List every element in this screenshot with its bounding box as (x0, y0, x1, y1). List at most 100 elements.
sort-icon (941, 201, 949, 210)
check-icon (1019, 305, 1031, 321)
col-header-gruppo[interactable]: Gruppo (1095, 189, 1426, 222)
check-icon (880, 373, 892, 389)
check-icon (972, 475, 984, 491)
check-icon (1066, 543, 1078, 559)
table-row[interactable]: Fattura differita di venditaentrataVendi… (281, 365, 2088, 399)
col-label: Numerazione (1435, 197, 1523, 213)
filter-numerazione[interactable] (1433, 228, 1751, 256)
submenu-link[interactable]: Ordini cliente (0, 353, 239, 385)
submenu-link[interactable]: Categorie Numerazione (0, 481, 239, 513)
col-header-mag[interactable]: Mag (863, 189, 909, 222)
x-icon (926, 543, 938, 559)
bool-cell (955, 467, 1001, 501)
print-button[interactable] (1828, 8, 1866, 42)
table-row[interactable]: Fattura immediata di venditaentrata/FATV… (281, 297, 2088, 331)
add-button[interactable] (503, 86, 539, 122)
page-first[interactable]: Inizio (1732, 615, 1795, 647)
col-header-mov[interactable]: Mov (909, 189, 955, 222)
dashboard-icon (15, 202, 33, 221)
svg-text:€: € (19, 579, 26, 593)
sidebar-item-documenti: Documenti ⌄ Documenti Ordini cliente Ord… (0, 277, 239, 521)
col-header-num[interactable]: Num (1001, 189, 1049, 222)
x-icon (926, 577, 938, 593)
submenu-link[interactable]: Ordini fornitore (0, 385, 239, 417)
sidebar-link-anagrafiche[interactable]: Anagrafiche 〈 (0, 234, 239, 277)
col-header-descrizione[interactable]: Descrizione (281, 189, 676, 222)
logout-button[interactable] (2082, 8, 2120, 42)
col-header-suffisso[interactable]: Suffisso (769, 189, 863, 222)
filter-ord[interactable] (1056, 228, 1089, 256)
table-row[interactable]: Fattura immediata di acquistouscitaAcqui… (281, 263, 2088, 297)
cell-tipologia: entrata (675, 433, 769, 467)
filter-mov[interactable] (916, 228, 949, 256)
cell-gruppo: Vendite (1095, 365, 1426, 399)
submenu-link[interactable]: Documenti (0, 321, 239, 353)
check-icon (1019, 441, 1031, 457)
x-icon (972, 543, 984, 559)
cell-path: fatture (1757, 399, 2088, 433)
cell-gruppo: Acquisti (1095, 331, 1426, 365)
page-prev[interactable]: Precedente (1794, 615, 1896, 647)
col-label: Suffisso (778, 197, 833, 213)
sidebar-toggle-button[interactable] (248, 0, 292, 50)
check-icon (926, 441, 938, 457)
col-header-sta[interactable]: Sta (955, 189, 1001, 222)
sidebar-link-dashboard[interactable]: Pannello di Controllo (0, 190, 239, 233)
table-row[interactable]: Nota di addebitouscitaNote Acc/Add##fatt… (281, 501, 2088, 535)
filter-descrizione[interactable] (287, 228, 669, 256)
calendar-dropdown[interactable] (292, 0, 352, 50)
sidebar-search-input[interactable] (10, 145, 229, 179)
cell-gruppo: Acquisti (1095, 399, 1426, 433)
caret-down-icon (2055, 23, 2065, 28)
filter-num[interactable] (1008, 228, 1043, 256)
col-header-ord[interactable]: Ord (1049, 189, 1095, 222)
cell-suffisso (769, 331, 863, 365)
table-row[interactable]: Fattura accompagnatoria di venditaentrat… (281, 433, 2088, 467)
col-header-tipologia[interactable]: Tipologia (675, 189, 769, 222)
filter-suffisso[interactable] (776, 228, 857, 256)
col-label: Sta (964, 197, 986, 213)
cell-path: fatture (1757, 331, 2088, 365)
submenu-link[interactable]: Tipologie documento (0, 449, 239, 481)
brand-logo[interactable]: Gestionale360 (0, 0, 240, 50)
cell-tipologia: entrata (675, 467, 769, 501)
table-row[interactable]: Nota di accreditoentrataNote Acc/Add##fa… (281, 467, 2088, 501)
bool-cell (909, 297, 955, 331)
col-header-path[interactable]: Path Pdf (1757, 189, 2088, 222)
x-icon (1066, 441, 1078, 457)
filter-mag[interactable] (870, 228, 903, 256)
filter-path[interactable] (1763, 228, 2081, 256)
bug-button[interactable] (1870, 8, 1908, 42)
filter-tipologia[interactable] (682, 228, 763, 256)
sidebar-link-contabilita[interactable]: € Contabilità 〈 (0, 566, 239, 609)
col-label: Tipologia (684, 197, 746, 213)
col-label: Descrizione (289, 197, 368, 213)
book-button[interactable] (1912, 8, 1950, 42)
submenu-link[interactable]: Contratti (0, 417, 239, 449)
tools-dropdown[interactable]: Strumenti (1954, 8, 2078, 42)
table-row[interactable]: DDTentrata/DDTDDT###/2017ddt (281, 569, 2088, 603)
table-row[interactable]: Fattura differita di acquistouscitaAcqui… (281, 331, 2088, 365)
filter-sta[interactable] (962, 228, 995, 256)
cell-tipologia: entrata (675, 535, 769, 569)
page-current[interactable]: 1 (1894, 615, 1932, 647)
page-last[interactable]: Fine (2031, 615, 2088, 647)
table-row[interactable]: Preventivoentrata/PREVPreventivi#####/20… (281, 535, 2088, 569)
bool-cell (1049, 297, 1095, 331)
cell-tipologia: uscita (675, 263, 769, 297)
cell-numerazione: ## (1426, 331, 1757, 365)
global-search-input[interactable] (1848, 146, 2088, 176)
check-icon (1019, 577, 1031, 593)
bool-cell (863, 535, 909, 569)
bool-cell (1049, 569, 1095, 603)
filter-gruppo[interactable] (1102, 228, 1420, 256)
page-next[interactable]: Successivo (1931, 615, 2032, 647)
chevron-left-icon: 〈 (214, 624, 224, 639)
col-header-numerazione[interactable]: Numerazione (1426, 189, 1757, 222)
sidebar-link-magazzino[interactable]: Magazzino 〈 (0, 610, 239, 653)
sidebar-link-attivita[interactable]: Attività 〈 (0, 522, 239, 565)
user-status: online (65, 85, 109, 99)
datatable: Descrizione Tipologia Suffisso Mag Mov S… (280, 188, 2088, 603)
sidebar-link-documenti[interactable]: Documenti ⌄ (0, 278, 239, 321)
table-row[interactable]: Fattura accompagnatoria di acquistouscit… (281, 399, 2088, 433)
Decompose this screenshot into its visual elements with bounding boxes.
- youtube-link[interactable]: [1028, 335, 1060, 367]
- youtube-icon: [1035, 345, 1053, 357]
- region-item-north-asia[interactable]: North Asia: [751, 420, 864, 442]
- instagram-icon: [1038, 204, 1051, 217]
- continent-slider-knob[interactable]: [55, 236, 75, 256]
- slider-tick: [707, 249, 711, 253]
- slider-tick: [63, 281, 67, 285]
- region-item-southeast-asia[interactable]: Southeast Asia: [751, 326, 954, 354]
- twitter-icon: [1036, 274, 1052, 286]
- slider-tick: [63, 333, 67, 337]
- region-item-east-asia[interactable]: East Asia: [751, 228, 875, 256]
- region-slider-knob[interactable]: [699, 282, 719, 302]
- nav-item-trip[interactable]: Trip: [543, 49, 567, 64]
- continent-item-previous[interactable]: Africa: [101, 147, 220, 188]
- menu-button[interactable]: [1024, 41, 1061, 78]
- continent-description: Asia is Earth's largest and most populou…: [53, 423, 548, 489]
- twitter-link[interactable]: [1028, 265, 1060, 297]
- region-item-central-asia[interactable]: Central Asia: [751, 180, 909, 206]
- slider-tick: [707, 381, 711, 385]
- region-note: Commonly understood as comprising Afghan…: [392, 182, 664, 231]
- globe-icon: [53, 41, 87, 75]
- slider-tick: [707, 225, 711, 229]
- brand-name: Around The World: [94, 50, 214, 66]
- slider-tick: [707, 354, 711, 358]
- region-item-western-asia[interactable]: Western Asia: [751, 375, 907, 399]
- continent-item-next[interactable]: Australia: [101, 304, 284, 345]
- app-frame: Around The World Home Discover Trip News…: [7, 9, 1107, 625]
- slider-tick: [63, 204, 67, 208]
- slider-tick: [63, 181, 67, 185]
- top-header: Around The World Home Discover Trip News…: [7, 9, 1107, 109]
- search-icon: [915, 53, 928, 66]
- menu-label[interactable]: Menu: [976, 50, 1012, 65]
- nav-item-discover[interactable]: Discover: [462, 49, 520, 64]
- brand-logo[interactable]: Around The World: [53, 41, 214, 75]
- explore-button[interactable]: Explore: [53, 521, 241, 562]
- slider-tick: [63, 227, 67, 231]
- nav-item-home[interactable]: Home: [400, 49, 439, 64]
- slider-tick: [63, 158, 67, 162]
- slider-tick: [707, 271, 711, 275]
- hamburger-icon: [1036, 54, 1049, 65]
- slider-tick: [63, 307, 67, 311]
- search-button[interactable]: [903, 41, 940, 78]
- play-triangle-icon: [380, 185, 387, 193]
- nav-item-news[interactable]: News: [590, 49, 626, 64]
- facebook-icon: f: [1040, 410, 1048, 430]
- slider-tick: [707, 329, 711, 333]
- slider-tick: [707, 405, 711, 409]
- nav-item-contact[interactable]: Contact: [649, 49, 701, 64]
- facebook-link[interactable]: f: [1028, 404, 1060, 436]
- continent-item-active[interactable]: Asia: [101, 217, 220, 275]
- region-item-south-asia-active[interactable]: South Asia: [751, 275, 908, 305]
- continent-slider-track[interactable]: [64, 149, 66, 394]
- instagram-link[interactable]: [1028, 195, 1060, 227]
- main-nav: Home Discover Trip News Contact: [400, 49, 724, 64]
● ● ● ● ●
Written instruction » Will you copy the records word for word, starting at their very first line and ending at the line containing "x-icon (926, 577, 938, 593)", with that line included?

Result of this exercise »
List every element in this screenshot with its bounding box as (x0, y0, x1, y1). List at most 100 elements.
sort-icon (941, 201, 949, 210)
check-icon (1019, 305, 1031, 321)
col-header-gruppo[interactable]: Gruppo (1095, 189, 1426, 222)
check-icon (880, 373, 892, 389)
check-icon (972, 475, 984, 491)
check-icon (1066, 543, 1078, 559)
table-row[interactable]: Fattura differita di venditaentrataVendi… (281, 365, 2088, 399)
col-label: Numerazione (1435, 197, 1523, 213)
filter-numerazione[interactable] (1433, 228, 1751, 256)
submenu-link[interactable]: Ordini cliente (0, 353, 239, 385)
submenu-link[interactable]: Categorie Numerazione (0, 481, 239, 513)
col-header-mag[interactable]: Mag (863, 189, 909, 222)
x-icon (926, 543, 938, 559)
bool-cell (955, 467, 1001, 501)
print-button[interactable] (1828, 8, 1866, 42)
table-row[interactable]: Fattura immediata di venditaentrata/FATV… (281, 297, 2088, 331)
add-button[interactable] (503, 86, 539, 122)
page-first[interactable]: Inizio (1732, 615, 1795, 647)
col-header-mov[interactable]: Mov (909, 189, 955, 222)
dashboard-icon (15, 202, 33, 221)
svg-text:€: € (19, 579, 26, 593)
sidebar-item-documenti: Documenti ⌄ Documenti Ordini cliente Ord… (0, 277, 239, 521)
col-header-num[interactable]: Num (1001, 189, 1049, 222)
x-icon (926, 577, 938, 593)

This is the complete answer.